The records below are to be quoted in full; please keep every word exact.

— start of DATA LISTING —

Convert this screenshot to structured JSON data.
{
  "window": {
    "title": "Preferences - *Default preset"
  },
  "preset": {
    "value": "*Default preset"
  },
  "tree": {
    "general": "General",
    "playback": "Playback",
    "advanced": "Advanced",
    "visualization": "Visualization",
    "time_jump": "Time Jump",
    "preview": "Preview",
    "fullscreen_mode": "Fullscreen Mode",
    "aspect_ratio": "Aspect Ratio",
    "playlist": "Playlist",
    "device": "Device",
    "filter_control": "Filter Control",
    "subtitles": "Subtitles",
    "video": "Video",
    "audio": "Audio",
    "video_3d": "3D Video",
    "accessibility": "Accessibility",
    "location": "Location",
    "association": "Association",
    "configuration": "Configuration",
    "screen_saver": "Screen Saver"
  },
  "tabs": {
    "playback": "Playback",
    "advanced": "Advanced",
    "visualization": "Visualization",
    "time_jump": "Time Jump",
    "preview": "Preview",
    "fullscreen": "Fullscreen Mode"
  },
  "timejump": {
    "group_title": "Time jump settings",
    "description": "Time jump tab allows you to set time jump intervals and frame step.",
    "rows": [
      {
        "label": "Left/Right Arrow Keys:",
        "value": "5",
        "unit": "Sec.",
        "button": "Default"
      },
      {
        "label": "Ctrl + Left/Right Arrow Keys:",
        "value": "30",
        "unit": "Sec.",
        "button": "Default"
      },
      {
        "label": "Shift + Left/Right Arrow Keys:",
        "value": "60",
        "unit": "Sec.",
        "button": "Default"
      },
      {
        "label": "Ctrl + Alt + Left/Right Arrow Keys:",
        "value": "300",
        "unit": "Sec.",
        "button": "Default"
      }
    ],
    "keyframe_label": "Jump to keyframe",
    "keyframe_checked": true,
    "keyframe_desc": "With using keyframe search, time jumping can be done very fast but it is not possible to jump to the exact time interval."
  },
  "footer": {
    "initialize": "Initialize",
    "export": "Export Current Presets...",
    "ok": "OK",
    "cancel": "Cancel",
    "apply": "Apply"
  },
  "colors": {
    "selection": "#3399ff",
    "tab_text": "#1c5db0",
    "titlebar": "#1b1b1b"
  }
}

— end of DATA LISTING —

- [ANSWER FOR THIS EXERCISE]
Convert this screenshot to structured JSON data.
{
  "window": {
    "title": "Preferences - *Default preset"
  },
  "preset": {
    "value": "*Default preset"
  },
  "tree": {
    "general": "General",
    "playback": "Playback",
    "advanced": "Advanced",
    "visualization": "Visualization",
    "time_jump": "Time Jump",
    "preview": "Preview",
    "fullscreen_mode": "Fullscreen Mode",
    "aspect_ratio": "Aspect Ratio",
    "playlist": "Playlist",
    "device": "Device",
    "filter_control": "Filter Control",
    "subtitles": "Subtitles",
    "video": "Video",
    "audio": "Audio",
    "video_3d": "3D Video",
    "accessibility": "Accessibility",
    "location": "Location",
    "association": "Association",
    "configuration": "Configuration",
    "screen_saver": "Screen Saver"
  },
  "tabs": {
    "playback": "Playback",
    "advanced": "Advanced",
    "visualization": "Visualization",
    "time_jump": "Time Jump",
    "preview": "Preview",
    "fullscreen": "Fullscreen Mode"
  },
  "timejump": {
    "group_title": "Time jump settings",
    "description": "Time jump tab allows you to set time jump intervals and frame step.",
    "rows": [
      {
        "label": "Left/Right Arrow Keys:",
        "value": "5",
        "unit": "Sec.",
        "button": "Default"
      },
      {
        "label": "Ctrl + Left/Right Arrow Keys:",
        "value": "30",
        "unit": "Sec.",
        "button": "Default"
      },
      {
        "label": "Shift + Left/Right Arrow Keys:",
        "value": "60",
        "unit": "Sec.",
        "button": "Default"
      },
      {
        "label": "Ctrl + Alt + Left/Right Arrow Keys:",
        "value": "300",
        "unit": "Sec.",
        "button": "Default"
      }
    ],
    "keyframe_label": "Jump to keyframe",
    "keyframe_checked": true,
    "keyframe_desc": "With using keyframe search, time jumping can be done very fast but it is not possible to jump to the exact time interval."
  },
  "footer": {
    "initialize": "Initialize",
    "export": "Export Current Presets...",
    "ok": "OK",
    "cancel": "Cancel",
    "apply": "Apply"
  },
  "colors": {
    "selection": "#3399ff",
    "tab_text": "#1c5db0",
    "titlebar": "#1b1b1b"
  }
}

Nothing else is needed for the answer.